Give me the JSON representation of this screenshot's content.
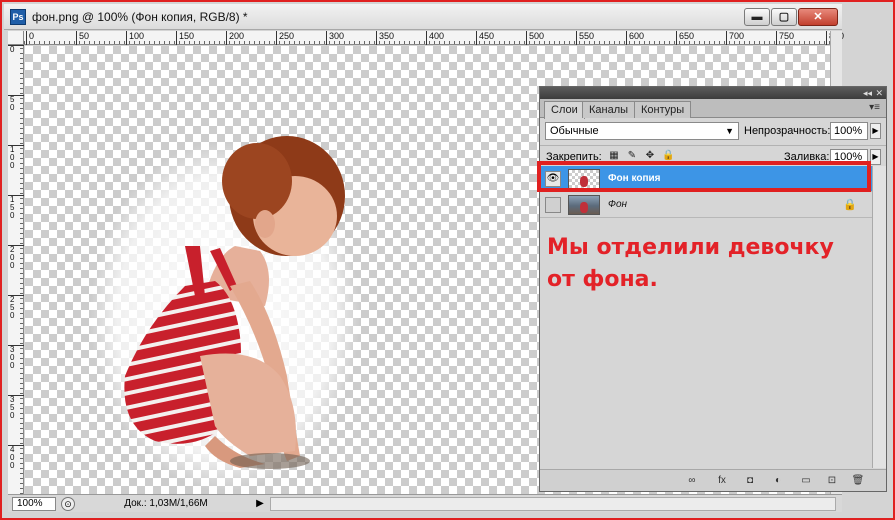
{
  "window": {
    "title": "фон.png @ 100% (Фон копия, RGB/8) *",
    "app_icon": "Ps",
    "min_glyph": "▬",
    "max_glyph": "▢",
    "close_glyph": "✕"
  },
  "ruler": {
    "top_ticks": [
      "0",
      "50",
      "100",
      "150",
      "200",
      "250",
      "300",
      "350",
      "400",
      "450",
      "500",
      "550",
      "600",
      "650",
      "700",
      "750",
      "800"
    ],
    "left_ticks": [
      "0",
      "5\n0",
      "1\n0\n0",
      "1\n5\n0",
      "2\n0\n0",
      "2\n5\n0",
      "3\n0\n0",
      "3\n5\n0",
      "4\n0\n0"
    ]
  },
  "status": {
    "zoom": "100%",
    "doc": "Док.: 1,03M/1,66M",
    "arrow": "▶"
  },
  "panel": {
    "tabs": [
      "Слои",
      "Каналы",
      "Контуры"
    ],
    "active_tab": 0,
    "menu_glyph": "▾≡",
    "collapse_glyph": "◂◂",
    "close_glyph": "✕",
    "blend_mode": "Обычные",
    "opacity_label": "Непрозрачность:",
    "opacity_value": "100%",
    "lock_label": "Закрепить:",
    "fill_label": "Заливка:",
    "fill_value": "100%",
    "layers": [
      {
        "name": "Фон копия",
        "visible": true,
        "selected": true
      },
      {
        "name": "Фон",
        "visible": false,
        "selected": false,
        "locked": true
      }
    ],
    "annotation_line1": "Мы отделили девочку",
    "annotation_line2": "от  фона.",
    "bottom_icons": [
      "∞",
      "fx",
      "◘",
      "◐",
      "▭",
      "⊡",
      "🗑"
    ]
  },
  "colors": {
    "accent": "#e02020",
    "selection": "#3d95e6",
    "annotation": "#e32228"
  }
}
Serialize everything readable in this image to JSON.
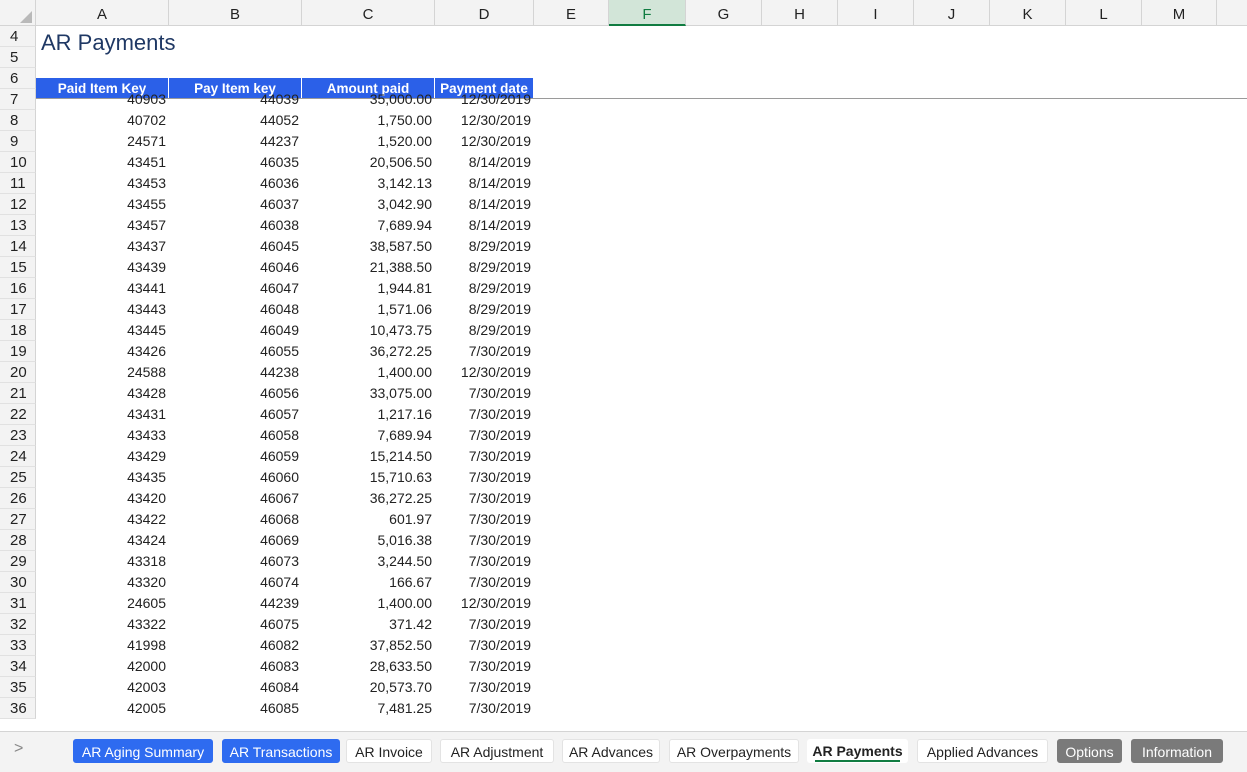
{
  "sheet": {
    "title": "AR Payments",
    "columns": [
      "A",
      "B",
      "C",
      "D",
      "E",
      "F",
      "G",
      "H",
      "I",
      "J",
      "K",
      "L",
      "M"
    ],
    "selected_column": "F",
    "row_numbers": [
      "4",
      "5",
      "6",
      "7",
      "8",
      "9",
      "10",
      "11",
      "12",
      "13",
      "14",
      "15",
      "16",
      "17",
      "18",
      "19",
      "20",
      "21",
      "22",
      "23",
      "24",
      "25",
      "26",
      "27",
      "28",
      "29",
      "30",
      "31",
      "32",
      "33",
      "34",
      "35",
      "36"
    ],
    "headers": [
      "Paid Item Key",
      "Pay Item key",
      "Amount paid",
      "Payment date"
    ],
    "rows": [
      [
        "40903",
        "44039",
        "35,000.00",
        "12/30/2019"
      ],
      [
        "40702",
        "44052",
        "1,750.00",
        "12/30/2019"
      ],
      [
        "24571",
        "44237",
        "1,520.00",
        "12/30/2019"
      ],
      [
        "43451",
        "46035",
        "20,506.50",
        "8/14/2019"
      ],
      [
        "43453",
        "46036",
        "3,142.13",
        "8/14/2019"
      ],
      [
        "43455",
        "46037",
        "3,042.90",
        "8/14/2019"
      ],
      [
        "43457",
        "46038",
        "7,689.94",
        "8/14/2019"
      ],
      [
        "43437",
        "46045",
        "38,587.50",
        "8/29/2019"
      ],
      [
        "43439",
        "46046",
        "21,388.50",
        "8/29/2019"
      ],
      [
        "43441",
        "46047",
        "1,944.81",
        "8/29/2019"
      ],
      [
        "43443",
        "46048",
        "1,571.06",
        "8/29/2019"
      ],
      [
        "43445",
        "46049",
        "10,473.75",
        "8/29/2019"
      ],
      [
        "43426",
        "46055",
        "36,272.25",
        "7/30/2019"
      ],
      [
        "24588",
        "44238",
        "1,400.00",
        "12/30/2019"
      ],
      [
        "43428",
        "46056",
        "33,075.00",
        "7/30/2019"
      ],
      [
        "43431",
        "46057",
        "1,217.16",
        "7/30/2019"
      ],
      [
        "43433",
        "46058",
        "7,689.94",
        "7/30/2019"
      ],
      [
        "43429",
        "46059",
        "15,214.50",
        "7/30/2019"
      ],
      [
        "43435",
        "46060",
        "15,710.63",
        "7/30/2019"
      ],
      [
        "43420",
        "46067",
        "36,272.25",
        "7/30/2019"
      ],
      [
        "43422",
        "46068",
        "601.97",
        "7/30/2019"
      ],
      [
        "43424",
        "46069",
        "5,016.38",
        "7/30/2019"
      ],
      [
        "43318",
        "46073",
        "3,244.50",
        "7/30/2019"
      ],
      [
        "43320",
        "46074",
        "166.67",
        "7/30/2019"
      ],
      [
        "24605",
        "44239",
        "1,400.00",
        "12/30/2019"
      ],
      [
        "43322",
        "46075",
        "371.42",
        "7/30/2019"
      ],
      [
        "41998",
        "46082",
        "37,852.50",
        "7/30/2019"
      ],
      [
        "42000",
        "46083",
        "28,633.50",
        "7/30/2019"
      ],
      [
        "42003",
        "46084",
        "20,573.70",
        "7/30/2019"
      ],
      [
        "42005",
        "46085",
        "7,481.25",
        "7/30/2019"
      ]
    ]
  },
  "tabs": [
    {
      "label": "AR Aging Summary",
      "style": "blue"
    },
    {
      "label": "AR Transactions",
      "style": "blue"
    },
    {
      "label": "AR Invoice",
      "style": "plain"
    },
    {
      "label": "AR Adjustment",
      "style": "plain"
    },
    {
      "label": "AR Advances",
      "style": "plain"
    },
    {
      "label": "AR Overpayments",
      "style": "plain"
    },
    {
      "label": "AR Payments",
      "style": "active"
    },
    {
      "label": "Applied Advances",
      "style": "plain"
    },
    {
      "label": "Options",
      "style": "gray"
    },
    {
      "label": "Information",
      "style": "gray"
    }
  ],
  "nav": {
    "scroll_arrow": ">"
  },
  "colors": {
    "header_blue": "#2b60e8",
    "tab_blue": "#2e6bf0",
    "active_green": "#107c41",
    "title_navy": "#1f3864"
  }
}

----------------

JOB: The pictures should not be reproduced; quote all of the other material exactly.

RIGHT ANSWER:
Give me the JSON representation of this screenshot's content.
{
  "window": {
    "title": "фон.png @ 100% (Фон копия, RGB/8) *",
    "app_icon": "Ps",
    "min_glyph": "▬",
    "max_glyph": "▢",
    "close_glyph": "✕"
  },
  "ruler": {
    "top_ticks": [
      "0",
      "50",
      "100",
      "150",
      "200",
      "250",
      "300",
      "350",
      "400",
      "450",
      "500",
      "550",
      "600",
      "650",
      "700",
      "750",
      "800"
    ],
    "left_ticks": [
      "0",
      "5\n0",
      "1\n0\n0",
      "1\n5\n0",
      "2\n0\n0",
      "2\n5\n0",
      "3\n0\n0",
      "3\n5\n0",
      "4\n0\n0"
    ]
  },
  "status": {
    "zoom": "100%",
    "doc": "Док.: 1,03M/1,66M",
    "arrow": "▶"
  },
  "panel": {
    "tabs": [
      "Слои",
      "Каналы",
      "Контуры"
    ],
    "active_tab": 0,
    "menu_glyph": "▾≡",
    "collapse_glyph": "◂◂",
    "close_glyph": "✕",
    "blend_mode": "Обычные",
    "opacity_label": "Непрозрачность:",
    "opacity_value": "100%",
    "lock_label": "Закрепить:",
    "fill_label": "Заливка:",
    "fill_value": "100%",
    "layers": [
      {
        "name": "Фон копия",
        "visible": true,
        "selected": true
      },
      {
        "name": "Фон",
        "visible": false,
        "selected": false,
        "locked": true
      }
    ],
    "annotation_line1": "Мы отделили девочку",
    "annotation_line2": "от  фона.",
    "bottom_icons": [
      "∞",
      "fx",
      "◘",
      "◐",
      "▭",
      "⊡",
      "🗑"
    ]
  },
  "colors": {
    "accent": "#e02020",
    "selection": "#3d95e6",
    "annotation": "#e32228"
  }
}
Serialize everything readable in this image to JSON.
{
  "sheet": {
    "title": "AR Payments",
    "columns": [
      "A",
      "B",
      "C",
      "D",
      "E",
      "F",
      "G",
      "H",
      "I",
      "J",
      "K",
      "L",
      "M"
    ],
    "selected_column": "F",
    "row_numbers": [
      "4",
      "5",
      "6",
      "7",
      "8",
      "9",
      "10",
      "11",
      "12",
      "13",
      "14",
      "15",
      "16",
      "17",
      "18",
      "19",
      "20",
      "21",
      "22",
      "23",
      "24",
      "25",
      "26",
      "27",
      "28",
      "29",
      "30",
      "31",
      "32",
      "33",
      "34",
      "35",
      "36"
    ],
    "headers": [
      "Paid Item Key",
      "Pay Item key",
      "Amount paid",
      "Payment date"
    ],
    "rows": [
      [
        "40903",
        "44039",
        "35,000.00",
        "12/30/2019"
      ],
      [
        "40702",
        "44052",
        "1,750.00",
        "12/30/2019"
      ],
      [
        "24571",
        "44237",
        "1,520.00",
        "12/30/2019"
      ],
      [
        "43451",
        "46035",
        "20,506.50",
        "8/14/2019"
      ],
      [
        "43453",
        "46036",
        "3,142.13",
        "8/14/2019"
      ],
      [
        "43455",
        "46037",
        "3,042.90",
        "8/14/2019"
      ],
      [
        "43457",
        "46038",
        "7,689.94",
        "8/14/2019"
      ],
      [
        "43437",
        "46045",
        "38,587.50",
        "8/29/2019"
      ],
      [
        "43439",
        "46046",
        "21,388.50",
        "8/29/2019"
      ],
      [
        "43441",
        "46047",
        "1,944.81",
        "8/29/2019"
      ],
      [
        "43443",
        "46048",
        "1,571.06",
        "8/29/2019"
      ],
      [
        "43445",
        "46049",
        "10,473.75",
        "8/29/2019"
      ],
      [
        "43426",
        "46055",
        "36,272.25",
        "7/30/2019"
      ],
      [
        "24588",
        "44238",
        "1,400.00",
        "12/30/2019"
      ],
      [
        "43428",
        "46056",
        "33,075.00",
        "7/30/2019"
      ],
      [
        "43431",
        "46057",
        "1,217.16",
        "7/30/2019"
      ],
      [
        "43433",
        "46058",
        "7,689.94",
        "7/30/2019"
      ],
      [
        "43429",
        "46059",
        "15,214.50",
        "7/30/2019"
      ],
      [
        "43435",
        "46060",
        "15,710.63",
        "7/30/2019"
      ],
      [
        "43420",
        "46067",
        "36,272.25",
        "7/30/2019"
      ],
      [
        "43422",
        "46068",
        "601.97",
        "7/30/2019"
      ],
      [
        "43424",
        "46069",
        "5,016.38",
        "7/30/2019"
      ],
      [
        "43318",
        "46073",
        "3,244.50",
        "7/30/2019"
      ],
      [
        "43320",
        "46074",
        "166.67",
        "7/30/2019"
      ],
      [
        "24605",
        "44239",
        "1,400.00",
        "12/30/2019"
      ],
      [
        "43322",
        "46075",
        "371.42",
        "7/30/2019"
      ],
      [
        "41998",
        "46082",
        "37,852.50",
        "7/30/2019"
      ],
      [
        "42000",
        "46083",
        "28,633.50",
        "7/30/2019"
      ],
      [
        "42003",
        "46084",
        "20,573.70",
        "7/30/2019"
      ],
      [
        "42005",
        "46085",
        "7,481.25",
        "7/30/2019"
      ]
    ]
  },
  "tabs": [
    {
      "label": "AR Aging Summary",
      "style": "blue"
    },
    {
      "label": "AR Transactions",
      "style": "blue"
    },
    {
      "label": "AR Invoice",
      "style": "plain"
    },
    {
      "label": "AR Adjustment",
      "style": "plain"
    },
    {
      "label": "AR Advances",
      "style": "plain"
    },
    {
      "label": "AR Overpayments",
      "style": "plain"
    },
    {
      "label": "AR Payments",
      "style": "active"
    },
    {
      "label": "Applied Advances",
      "style": "plain"
    },
    {
      "label": "Options",
      "style": "gray"
    },
    {
      "label": "Information",
      "style": "gray"
    }
  ],
  "nav": {
    "scroll_arrow": ">"
  },
  "colors": {
    "header_blue": "#2b60e8",
    "tab_blue": "#2e6bf0",
    "active_green": "#107c41",
    "title_navy": "#1f3864"
  }
}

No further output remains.